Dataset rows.

>> begin

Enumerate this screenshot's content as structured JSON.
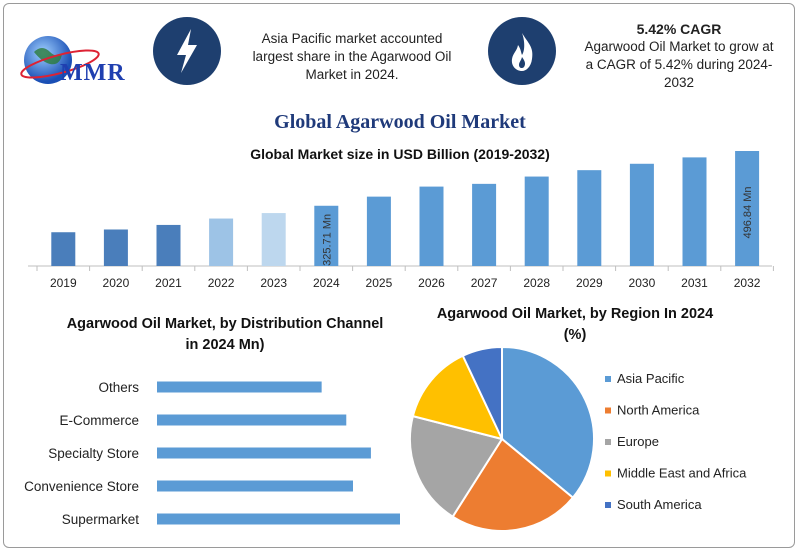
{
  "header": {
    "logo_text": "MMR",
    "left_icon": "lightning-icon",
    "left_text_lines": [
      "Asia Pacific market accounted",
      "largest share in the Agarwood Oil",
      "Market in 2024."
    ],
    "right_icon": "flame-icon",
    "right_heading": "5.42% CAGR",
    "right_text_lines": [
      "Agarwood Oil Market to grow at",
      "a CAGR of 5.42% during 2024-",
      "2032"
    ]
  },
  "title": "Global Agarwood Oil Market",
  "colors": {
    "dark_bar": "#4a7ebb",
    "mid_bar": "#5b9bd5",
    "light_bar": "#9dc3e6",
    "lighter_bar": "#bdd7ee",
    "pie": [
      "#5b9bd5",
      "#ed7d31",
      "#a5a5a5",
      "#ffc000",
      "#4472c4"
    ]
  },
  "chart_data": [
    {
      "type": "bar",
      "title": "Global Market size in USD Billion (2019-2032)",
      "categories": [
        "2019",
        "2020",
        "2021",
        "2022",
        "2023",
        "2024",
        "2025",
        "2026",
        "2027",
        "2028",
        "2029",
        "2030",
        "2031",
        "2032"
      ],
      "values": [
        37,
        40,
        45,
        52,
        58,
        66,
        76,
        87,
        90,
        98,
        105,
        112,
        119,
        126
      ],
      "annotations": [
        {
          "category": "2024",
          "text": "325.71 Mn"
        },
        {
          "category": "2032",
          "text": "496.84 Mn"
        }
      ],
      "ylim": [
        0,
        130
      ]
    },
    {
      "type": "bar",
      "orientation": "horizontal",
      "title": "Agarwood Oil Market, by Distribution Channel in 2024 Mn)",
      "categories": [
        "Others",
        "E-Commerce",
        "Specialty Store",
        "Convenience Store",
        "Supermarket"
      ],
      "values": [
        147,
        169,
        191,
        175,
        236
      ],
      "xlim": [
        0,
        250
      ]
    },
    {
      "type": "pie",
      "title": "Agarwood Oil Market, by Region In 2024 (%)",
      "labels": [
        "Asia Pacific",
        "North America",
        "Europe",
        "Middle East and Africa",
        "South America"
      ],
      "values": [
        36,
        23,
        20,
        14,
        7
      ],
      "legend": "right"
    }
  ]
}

>> end

Task statement.
Every record above should be transcribed exactly; the pictures stay out of the copy.

Full answer.
Enumerate this screenshot's content as structured JSON.
{
  "header": {
    "logo_text": "MMR",
    "left_icon": "lightning-icon",
    "left_text_lines": [
      "Asia Pacific market accounted",
      "largest share in the Agarwood Oil",
      "Market in 2024."
    ],
    "right_icon": "flame-icon",
    "right_heading": "5.42% CAGR",
    "right_text_lines": [
      "Agarwood Oil Market to grow at",
      "a CAGR of 5.42% during 2024-",
      "2032"
    ]
  },
  "title": "Global Agarwood Oil Market",
  "colors": {
    "dark_bar": "#4a7ebb",
    "mid_bar": "#5b9bd5",
    "light_bar": "#9dc3e6",
    "lighter_bar": "#bdd7ee",
    "pie": [
      "#5b9bd5",
      "#ed7d31",
      "#a5a5a5",
      "#ffc000",
      "#4472c4"
    ]
  },
  "chart_data": [
    {
      "type": "bar",
      "title": "Global Market size in USD Billion (2019-2032)",
      "categories": [
        "2019",
        "2020",
        "2021",
        "2022",
        "2023",
        "2024",
        "2025",
        "2026",
        "2027",
        "2028",
        "2029",
        "2030",
        "2031",
        "2032"
      ],
      "values": [
        37,
        40,
        45,
        52,
        58,
        66,
        76,
        87,
        90,
        98,
        105,
        112,
        119,
        126
      ],
      "annotations": [
        {
          "category": "2024",
          "text": "325.71 Mn"
        },
        {
          "category": "2032",
          "text": "496.84 Mn"
        }
      ],
      "ylim": [
        0,
        130
      ]
    },
    {
      "type": "bar",
      "orientation": "horizontal",
      "title": "Agarwood Oil Market, by Distribution Channel in 2024 Mn)",
      "categories": [
        "Others",
        "E-Commerce",
        "Specialty Store",
        "Convenience Store",
        "Supermarket"
      ],
      "values": [
        147,
        169,
        191,
        175,
        236
      ],
      "xlim": [
        0,
        250
      ]
    },
    {
      "type": "pie",
      "title": "Agarwood Oil Market, by Region In 2024 (%)",
      "labels": [
        "Asia Pacific",
        "North America",
        "Europe",
        "Middle East and Africa",
        "South America"
      ],
      "values": [
        36,
        23,
        20,
        14,
        7
      ],
      "legend": "right"
    }
  ]
}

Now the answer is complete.